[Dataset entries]
• • • • •

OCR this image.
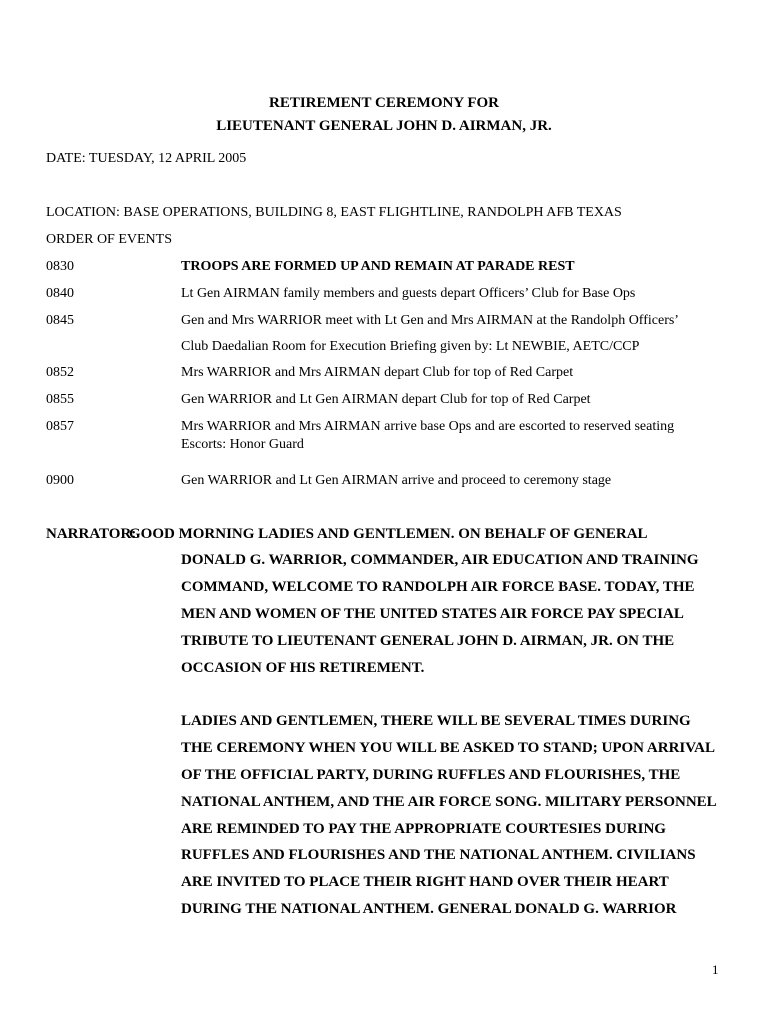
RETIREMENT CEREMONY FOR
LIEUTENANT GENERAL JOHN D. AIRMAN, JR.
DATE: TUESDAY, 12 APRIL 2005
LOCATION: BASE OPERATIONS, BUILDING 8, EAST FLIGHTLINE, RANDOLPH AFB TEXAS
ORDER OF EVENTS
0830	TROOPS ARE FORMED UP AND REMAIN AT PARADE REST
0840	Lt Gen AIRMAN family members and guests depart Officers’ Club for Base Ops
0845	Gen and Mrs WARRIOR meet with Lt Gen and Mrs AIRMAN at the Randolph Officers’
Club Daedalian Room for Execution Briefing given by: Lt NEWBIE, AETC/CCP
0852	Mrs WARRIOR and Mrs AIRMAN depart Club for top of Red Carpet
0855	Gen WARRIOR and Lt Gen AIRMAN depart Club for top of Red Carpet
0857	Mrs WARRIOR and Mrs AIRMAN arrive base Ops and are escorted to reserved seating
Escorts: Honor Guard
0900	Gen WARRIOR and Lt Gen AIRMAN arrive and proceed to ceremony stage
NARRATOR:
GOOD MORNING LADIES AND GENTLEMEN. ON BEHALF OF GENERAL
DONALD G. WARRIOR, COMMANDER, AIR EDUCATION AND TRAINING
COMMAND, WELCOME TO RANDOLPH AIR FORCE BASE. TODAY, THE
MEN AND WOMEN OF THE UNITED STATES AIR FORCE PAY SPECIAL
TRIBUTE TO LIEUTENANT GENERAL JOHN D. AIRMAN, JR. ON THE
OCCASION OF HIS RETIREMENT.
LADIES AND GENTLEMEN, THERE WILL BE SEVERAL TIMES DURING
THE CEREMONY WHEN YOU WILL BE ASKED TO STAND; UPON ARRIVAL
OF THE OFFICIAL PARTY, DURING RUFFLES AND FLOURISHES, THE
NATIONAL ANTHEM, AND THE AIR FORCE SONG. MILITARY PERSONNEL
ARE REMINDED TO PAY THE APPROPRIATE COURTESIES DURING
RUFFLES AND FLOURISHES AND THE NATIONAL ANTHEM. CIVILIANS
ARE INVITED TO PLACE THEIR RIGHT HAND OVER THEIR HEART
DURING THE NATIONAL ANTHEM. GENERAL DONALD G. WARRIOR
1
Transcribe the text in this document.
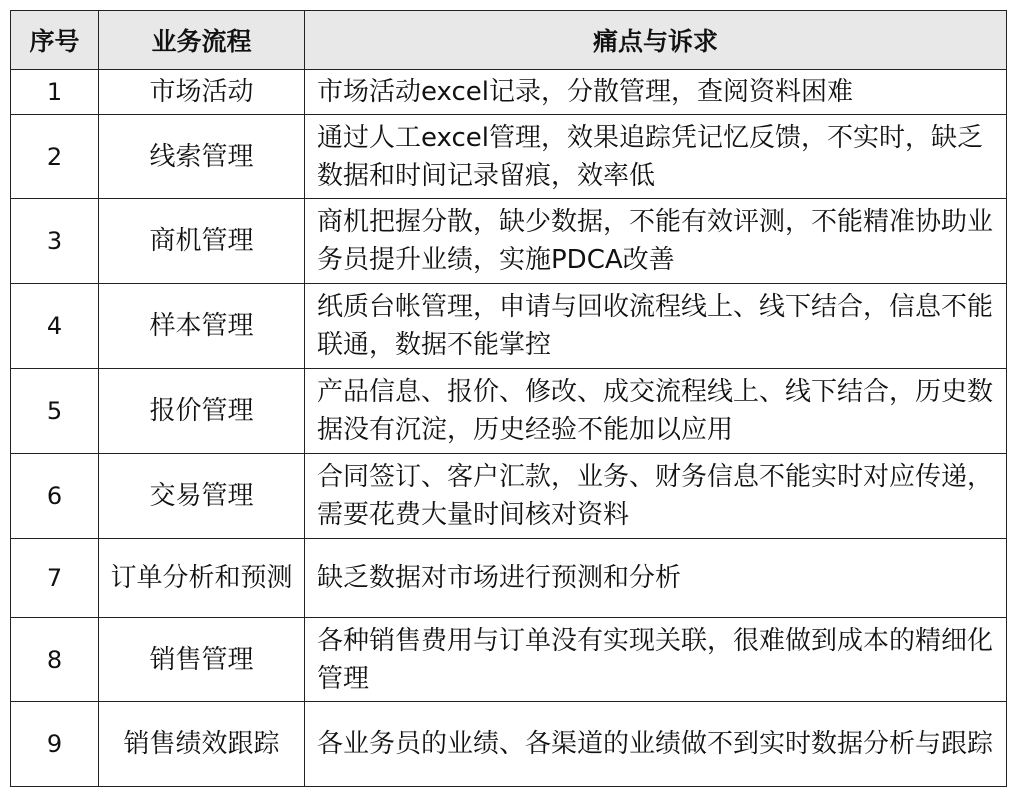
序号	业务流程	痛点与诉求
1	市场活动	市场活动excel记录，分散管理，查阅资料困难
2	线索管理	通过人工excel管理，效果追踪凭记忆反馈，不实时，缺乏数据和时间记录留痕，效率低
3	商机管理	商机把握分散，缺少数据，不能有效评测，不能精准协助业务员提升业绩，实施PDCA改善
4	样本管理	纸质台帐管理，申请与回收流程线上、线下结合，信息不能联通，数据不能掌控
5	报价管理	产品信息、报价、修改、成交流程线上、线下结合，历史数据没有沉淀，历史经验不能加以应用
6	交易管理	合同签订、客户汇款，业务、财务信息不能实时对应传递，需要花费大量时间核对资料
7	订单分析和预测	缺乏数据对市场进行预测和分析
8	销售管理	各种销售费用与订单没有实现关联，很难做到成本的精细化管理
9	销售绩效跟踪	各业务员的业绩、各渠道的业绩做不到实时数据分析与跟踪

• • • • •

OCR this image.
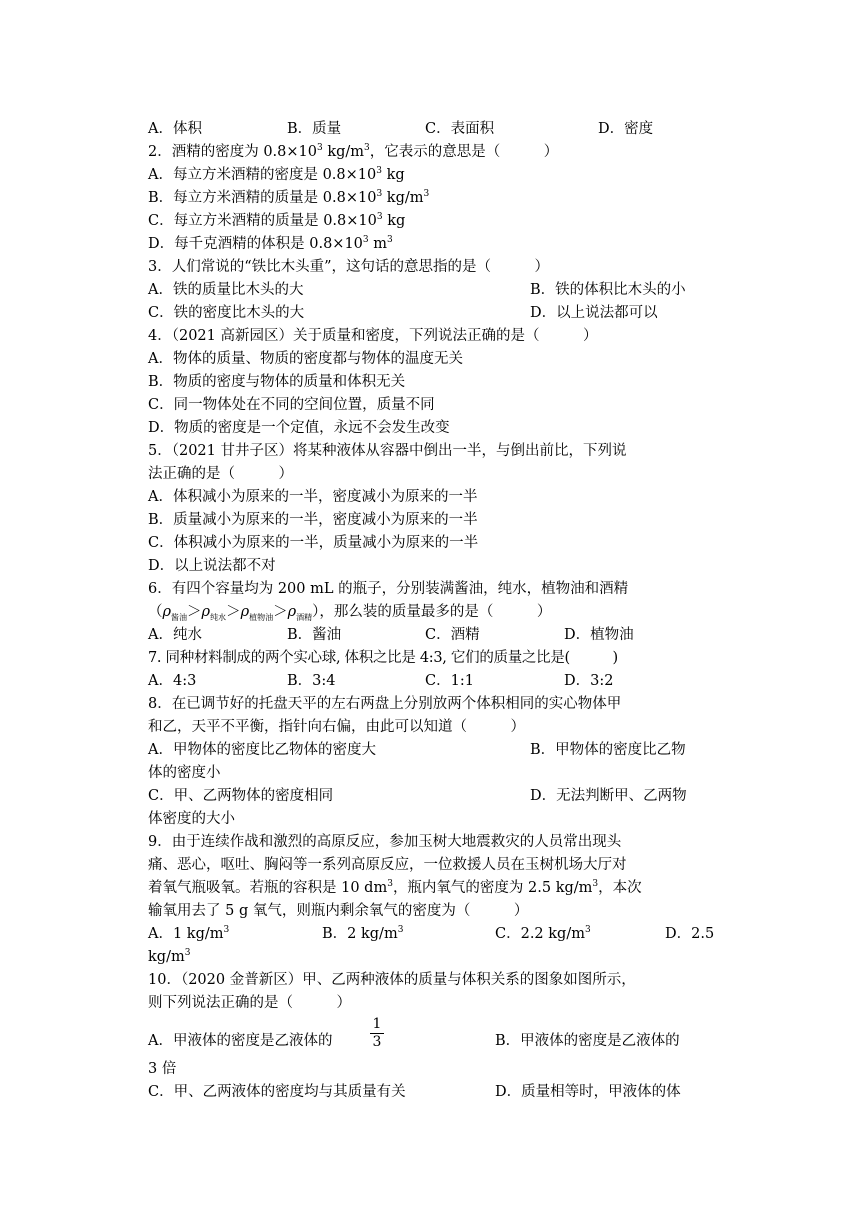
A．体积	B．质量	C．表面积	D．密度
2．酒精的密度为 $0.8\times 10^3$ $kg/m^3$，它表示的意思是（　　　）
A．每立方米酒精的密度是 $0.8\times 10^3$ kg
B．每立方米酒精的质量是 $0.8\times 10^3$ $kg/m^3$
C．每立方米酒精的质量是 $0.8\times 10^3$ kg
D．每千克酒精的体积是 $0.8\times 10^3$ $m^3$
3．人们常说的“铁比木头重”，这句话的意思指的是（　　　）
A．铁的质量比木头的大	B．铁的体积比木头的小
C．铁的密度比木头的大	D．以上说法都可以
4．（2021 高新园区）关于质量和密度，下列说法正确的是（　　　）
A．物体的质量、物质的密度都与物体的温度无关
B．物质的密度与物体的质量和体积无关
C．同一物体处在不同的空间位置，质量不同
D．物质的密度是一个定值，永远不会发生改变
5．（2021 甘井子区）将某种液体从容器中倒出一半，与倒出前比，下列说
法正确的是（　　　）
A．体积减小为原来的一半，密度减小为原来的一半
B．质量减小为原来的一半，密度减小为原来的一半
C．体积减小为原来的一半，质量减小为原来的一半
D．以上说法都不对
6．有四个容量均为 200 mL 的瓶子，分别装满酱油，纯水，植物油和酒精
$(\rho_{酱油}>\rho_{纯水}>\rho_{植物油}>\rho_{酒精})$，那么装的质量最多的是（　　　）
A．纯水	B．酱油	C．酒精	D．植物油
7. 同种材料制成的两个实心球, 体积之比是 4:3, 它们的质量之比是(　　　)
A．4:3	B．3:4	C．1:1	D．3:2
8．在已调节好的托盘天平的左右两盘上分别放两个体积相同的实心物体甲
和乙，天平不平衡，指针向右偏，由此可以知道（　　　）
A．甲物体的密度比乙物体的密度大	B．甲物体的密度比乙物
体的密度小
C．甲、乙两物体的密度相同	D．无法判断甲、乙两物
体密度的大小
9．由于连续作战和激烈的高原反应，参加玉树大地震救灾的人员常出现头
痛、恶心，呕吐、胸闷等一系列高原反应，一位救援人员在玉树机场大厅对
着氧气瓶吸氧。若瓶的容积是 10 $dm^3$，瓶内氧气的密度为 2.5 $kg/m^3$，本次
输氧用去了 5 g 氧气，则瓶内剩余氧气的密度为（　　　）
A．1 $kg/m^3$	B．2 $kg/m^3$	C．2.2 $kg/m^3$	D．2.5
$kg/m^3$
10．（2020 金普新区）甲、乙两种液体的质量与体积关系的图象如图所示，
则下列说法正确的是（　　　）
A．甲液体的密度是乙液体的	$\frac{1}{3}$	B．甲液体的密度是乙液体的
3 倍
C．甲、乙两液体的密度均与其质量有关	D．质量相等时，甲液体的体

• • • • •

Pick out the lines that have the word "NATIONAL". Copy them all.

NATIONAL ANTHEM, AND THE AIR FORCE SONG. MILITARY PERSONNEL
RUFFLES AND FLOURISHES AND THE NATIONAL ANTHEM. CIVILIANS
DURING THE NATIONAL ANTHEM. GENERAL DONALD G. WARRIOR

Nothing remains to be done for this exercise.